PROMPT – Go through the data below and copy it exactly, skipping every picture.

RECORDS FOR THE EXERCISE –
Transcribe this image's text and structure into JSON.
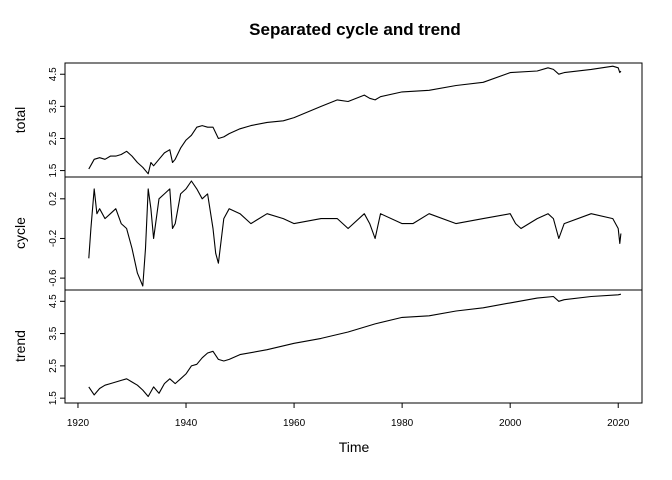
{
  "chart_data": {
    "type": "line",
    "title": "Separated cycle and trend",
    "xlabel": "Time",
    "x_ticks": [
      1920,
      1940,
      1960,
      1980,
      2000,
      2020
    ],
    "xlim": [
      1917.6,
      2024.4
    ],
    "grid": false,
    "legend": "none",
    "panels": [
      {
        "name": "total",
        "ylabel": "total",
        "ylim": [
          1.3,
          4.85
        ],
        "y_ticks": [
          1.5,
          2.5,
          3.5,
          4.5
        ],
        "y_tick_labels": [
          "1.5",
          "2.5",
          "3.5",
          "4.5"
        ],
        "x": [
          1922,
          1922.5,
          1923,
          1924,
          1925,
          1926,
          1927,
          1928,
          1929,
          1930,
          1931,
          1932,
          1933,
          1933.5,
          1934,
          1935,
          1936,
          1937,
          1937.5,
          1938,
          1939,
          1940,
          1941,
          1942,
          1943,
          1944,
          1945,
          1946,
          1947,
          1948,
          1950,
          1952,
          1955,
          1958,
          1960,
          1965,
          1968,
          1970,
          1973,
          1974,
          1975,
          1976,
          1980,
          1985,
          1990,
          1995,
          2000,
          2005,
          2007,
          2008,
          2009,
          2010,
          2015,
          2019,
          2020,
          2020.3,
          2020.5
        ],
        "values": [
          1.55,
          1.7,
          1.85,
          1.9,
          1.85,
          1.95,
          1.95,
          2.0,
          2.1,
          1.95,
          1.75,
          1.6,
          1.4,
          1.75,
          1.65,
          1.85,
          2.05,
          2.15,
          1.75,
          1.85,
          2.2,
          2.45,
          2.6,
          2.85,
          2.9,
          2.85,
          2.85,
          2.5,
          2.55,
          2.65,
          2.8,
          2.9,
          3.0,
          3.05,
          3.15,
          3.5,
          3.7,
          3.65,
          3.85,
          3.75,
          3.7,
          3.8,
          3.95,
          4.0,
          4.15,
          4.25,
          4.55,
          4.6,
          4.7,
          4.65,
          4.5,
          4.55,
          4.65,
          4.75,
          4.7,
          4.55,
          4.6
        ]
      },
      {
        "name": "cycle",
        "ylabel": "cycle",
        "ylim": [
          -0.72,
          0.42
        ],
        "y_ticks": [
          -0.6,
          -0.2,
          0.2
        ],
        "y_tick_labels": [
          "-0.6",
          "-0.2",
          "0.2"
        ],
        "x": [
          1922,
          1922.4,
          1923,
          1923.5,
          1924,
          1925,
          1926,
          1927,
          1928,
          1929,
          1930,
          1931,
          1932,
          1932.5,
          1933,
          1933.5,
          1934,
          1935,
          1936,
          1937,
          1937.5,
          1938,
          1939,
          1940,
          1941,
          1942,
          1943,
          1944,
          1945,
          1945.5,
          1946,
          1947,
          1948,
          1950,
          1952,
          1955,
          1958,
          1960,
          1965,
          1968,
          1970,
          1973,
          1974,
          1975,
          1976,
          1980,
          1982,
          1985,
          1990,
          1995,
          2000,
          2001,
          2002,
          2005,
          2007,
          2008,
          2009,
          2010,
          2015,
          2019,
          2020,
          2020.3,
          2020.5
        ],
        "values": [
          -0.4,
          -0.1,
          0.3,
          0.05,
          0.1,
          0.0,
          0.05,
          0.1,
          -0.05,
          -0.1,
          -0.3,
          -0.55,
          -0.68,
          -0.3,
          0.3,
          0.1,
          -0.2,
          0.2,
          0.25,
          0.3,
          -0.1,
          -0.05,
          0.25,
          0.3,
          0.38,
          0.3,
          0.2,
          0.25,
          -0.1,
          -0.35,
          -0.45,
          0.0,
          0.1,
          0.05,
          -0.05,
          0.05,
          0.0,
          -0.05,
          0.0,
          0.0,
          -0.1,
          0.05,
          -0.05,
          -0.2,
          0.05,
          -0.05,
          -0.05,
          0.05,
          -0.05,
          0.0,
          0.05,
          -0.05,
          -0.1,
          0.0,
          0.05,
          0.0,
          -0.2,
          -0.05,
          0.05,
          0.0,
          -0.1,
          -0.25,
          -0.15
        ]
      },
      {
        "name": "trend",
        "ylabel": "trend",
        "ylim": [
          1.35,
          4.85
        ],
        "y_ticks": [
          1.5,
          2.5,
          3.5,
          4.5
        ],
        "y_tick_labels": [
          "1.5",
          "2.5",
          "3.5",
          "4.5"
        ],
        "x": [
          1922,
          1923,
          1924,
          1925,
          1926,
          1927,
          1928,
          1929,
          1930,
          1931,
          1932,
          1933,
          1934,
          1935,
          1936,
          1937,
          1938,
          1939,
          1940,
          1941,
          1942,
          1943,
          1944,
          1945,
          1946,
          1947,
          1948,
          1950,
          1955,
          1960,
          1965,
          1970,
          1975,
          1980,
          1985,
          1990,
          1995,
          2000,
          2005,
          2008,
          2009,
          2010,
          2015,
          2020,
          2020.5
        ],
        "values": [
          1.85,
          1.6,
          1.8,
          1.9,
          1.95,
          2.0,
          2.05,
          2.1,
          2.0,
          1.9,
          1.75,
          1.55,
          1.85,
          1.65,
          1.95,
          2.1,
          1.95,
          2.1,
          2.25,
          2.5,
          2.55,
          2.75,
          2.9,
          2.95,
          2.7,
          2.65,
          2.7,
          2.85,
          3.0,
          3.2,
          3.35,
          3.55,
          3.8,
          4.0,
          4.05,
          4.2,
          4.3,
          4.45,
          4.6,
          4.65,
          4.5,
          4.55,
          4.65,
          4.7,
          4.72
        ]
      }
    ]
  }
}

WRITTEN SOLUTION –
Transcribe this image's text and structure into JSON.
{
  "chart_data": {
    "type": "line",
    "title": "Separated cycle and trend",
    "xlabel": "Time",
    "x_ticks": [
      1920,
      1940,
      1960,
      1980,
      2000,
      2020
    ],
    "xlim": [
      1917.6,
      2024.4
    ],
    "grid": false,
    "legend": "none",
    "panels": [
      {
        "name": "total",
        "ylabel": "total",
        "ylim": [
          1.3,
          4.85
        ],
        "y_ticks": [
          1.5,
          2.5,
          3.5,
          4.5
        ],
        "y_tick_labels": [
          "1.5",
          "2.5",
          "3.5",
          "4.5"
        ],
        "x": [
          1922,
          1922.5,
          1923,
          1924,
          1925,
          1926,
          1927,
          1928,
          1929,
          1930,
          1931,
          1932,
          1933,
          1933.5,
          1934,
          1935,
          1936,
          1937,
          1937.5,
          1938,
          1939,
          1940,
          1941,
          1942,
          1943,
          1944,
          1945,
          1946,
          1947,
          1948,
          1950,
          1952,
          1955,
          1958,
          1960,
          1965,
          1968,
          1970,
          1973,
          1974,
          1975,
          1976,
          1980,
          1985,
          1990,
          1995,
          2000,
          2005,
          2007,
          2008,
          2009,
          2010,
          2015,
          2019,
          2020,
          2020.3,
          2020.5
        ],
        "values": [
          1.55,
          1.7,
          1.85,
          1.9,
          1.85,
          1.95,
          1.95,
          2.0,
          2.1,
          1.95,
          1.75,
          1.6,
          1.4,
          1.75,
          1.65,
          1.85,
          2.05,
          2.15,
          1.75,
          1.85,
          2.2,
          2.45,
          2.6,
          2.85,
          2.9,
          2.85,
          2.85,
          2.5,
          2.55,
          2.65,
          2.8,
          2.9,
          3.0,
          3.05,
          3.15,
          3.5,
          3.7,
          3.65,
          3.85,
          3.75,
          3.7,
          3.8,
          3.95,
          4.0,
          4.15,
          4.25,
          4.55,
          4.6,
          4.7,
          4.65,
          4.5,
          4.55,
          4.65,
          4.75,
          4.7,
          4.55,
          4.6
        ]
      },
      {
        "name": "cycle",
        "ylabel": "cycle",
        "ylim": [
          -0.72,
          0.42
        ],
        "y_ticks": [
          -0.6,
          -0.2,
          0.2
        ],
        "y_tick_labels": [
          "-0.6",
          "-0.2",
          "0.2"
        ],
        "x": [
          1922,
          1922.4,
          1923,
          1923.5,
          1924,
          1925,
          1926,
          1927,
          1928,
          1929,
          1930,
          1931,
          1932,
          1932.5,
          1933,
          1933.5,
          1934,
          1935,
          1936,
          1937,
          1937.5,
          1938,
          1939,
          1940,
          1941,
          1942,
          1943,
          1944,
          1945,
          1945.5,
          1946,
          1947,
          1948,
          1950,
          1952,
          1955,
          1958,
          1960,
          1965,
          1968,
          1970,
          1973,
          1974,
          1975,
          1976,
          1980,
          1982,
          1985,
          1990,
          1995,
          2000,
          2001,
          2002,
          2005,
          2007,
          2008,
          2009,
          2010,
          2015,
          2019,
          2020,
          2020.3,
          2020.5
        ],
        "values": [
          -0.4,
          -0.1,
          0.3,
          0.05,
          0.1,
          0.0,
          0.05,
          0.1,
          -0.05,
          -0.1,
          -0.3,
          -0.55,
          -0.68,
          -0.3,
          0.3,
          0.1,
          -0.2,
          0.2,
          0.25,
          0.3,
          -0.1,
          -0.05,
          0.25,
          0.3,
          0.38,
          0.3,
          0.2,
          0.25,
          -0.1,
          -0.35,
          -0.45,
          0.0,
          0.1,
          0.05,
          -0.05,
          0.05,
          0.0,
          -0.05,
          0.0,
          0.0,
          -0.1,
          0.05,
          -0.05,
          -0.2,
          0.05,
          -0.05,
          -0.05,
          0.05,
          -0.05,
          0.0,
          0.05,
          -0.05,
          -0.1,
          0.0,
          0.05,
          0.0,
          -0.2,
          -0.05,
          0.05,
          0.0,
          -0.1,
          -0.25,
          -0.15
        ]
      },
      {
        "name": "trend",
        "ylabel": "trend",
        "ylim": [
          1.35,
          4.85
        ],
        "y_ticks": [
          1.5,
          2.5,
          3.5,
          4.5
        ],
        "y_tick_labels": [
          "1.5",
          "2.5",
          "3.5",
          "4.5"
        ],
        "x": [
          1922,
          1923,
          1924,
          1925,
          1926,
          1927,
          1928,
          1929,
          1930,
          1931,
          1932,
          1933,
          1934,
          1935,
          1936,
          1937,
          1938,
          1939,
          1940,
          1941,
          1942,
          1943,
          1944,
          1945,
          1946,
          1947,
          1948,
          1950,
          1955,
          1960,
          1965,
          1970,
          1975,
          1980,
          1985,
          1990,
          1995,
          2000,
          2005,
          2008,
          2009,
          2010,
          2015,
          2020,
          2020.5
        ],
        "values": [
          1.85,
          1.6,
          1.8,
          1.9,
          1.95,
          2.0,
          2.05,
          2.1,
          2.0,
          1.9,
          1.75,
          1.55,
          1.85,
          1.65,
          1.95,
          2.1,
          1.95,
          2.1,
          2.25,
          2.5,
          2.55,
          2.75,
          2.9,
          2.95,
          2.7,
          2.65,
          2.7,
          2.85,
          3.0,
          3.2,
          3.35,
          3.55,
          3.8,
          4.0,
          4.05,
          4.2,
          4.3,
          4.45,
          4.6,
          4.65,
          4.5,
          4.55,
          4.65,
          4.7,
          4.72
        ]
      }
    ]
  }
}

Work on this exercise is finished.